> [Work to complete] Isolate every line in the records below with "size" in it.

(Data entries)

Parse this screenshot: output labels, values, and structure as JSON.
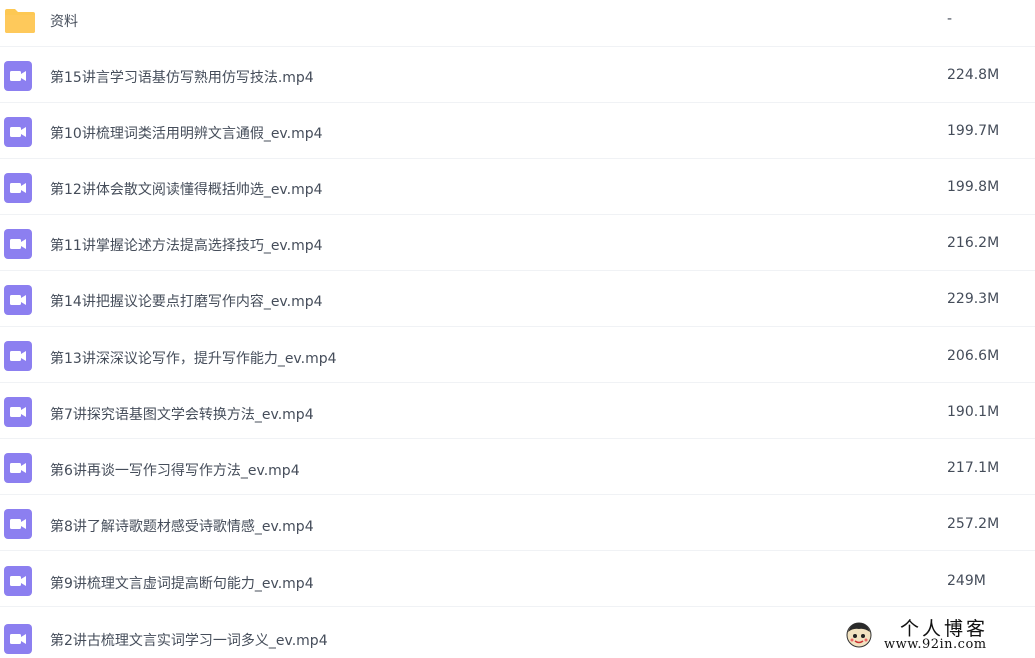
{
  "files": [
    {
      "name": "资料",
      "size": "-",
      "icon": "folder-icon"
    },
    {
      "name": "第15讲言学习语基仿写熟用仿写技法.mp4",
      "size": "224.8M",
      "icon": "video-file-icon"
    },
    {
      "name": "第10讲梳理词类活用明辨文言通假_ev.mp4",
      "size": "199.7M",
      "icon": "video-file-icon"
    },
    {
      "name": "第12讲体会散文阅读懂得概括帅选_ev.mp4",
      "size": "199.8M",
      "icon": "video-file-icon"
    },
    {
      "name": "第11讲掌握论述方法提高选择技巧_ev.mp4",
      "size": "216.2M",
      "icon": "video-file-icon"
    },
    {
      "name": "第14讲把握议论要点打磨写作内容_ev.mp4",
      "size": "229.3M",
      "icon": "video-file-icon"
    },
    {
      "name": "第13讲深深议论写作，提升写作能力_ev.mp4",
      "size": "206.6M",
      "icon": "video-file-icon"
    },
    {
      "name": "第7讲探究语基图文学会转换方法_ev.mp4",
      "size": "190.1M",
      "icon": "video-file-icon"
    },
    {
      "name": "第6讲再谈一写作习得写作方法_ev.mp4",
      "size": "217.1M",
      "icon": "video-file-icon"
    },
    {
      "name": "第8讲了解诗歌题材感受诗歌情感_ev.mp4",
      "size": "257.2M",
      "icon": "video-file-icon"
    },
    {
      "name": "第9讲梳理文言虚词提高断句能力_ev.mp4",
      "size": "249M",
      "icon": "video-file-icon"
    },
    {
      "name": "第2讲古梳理文言实词学习一词多义_ev.mp4",
      "size": "",
      "icon": "video-file-icon"
    }
  ],
  "watermark": {
    "title": "个人博客",
    "url": "www.92in.com"
  },
  "colors": {
    "folder": "#fdc853",
    "video": "#8c7ff0",
    "text": "#454d5a",
    "divider": "#f0f2f5"
  }
}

> [Result]
      "size": "-",
      "size": "224.8M",
      "size": "199.7M",
      "size": "199.8M",
      "size": "216.2M",
      "size": "229.3M",
      "size": "206.6M",
      "size": "190.1M",
      "size": "217.1M",
      "size": "257.2M",
      "size": "249M",
      "size": "",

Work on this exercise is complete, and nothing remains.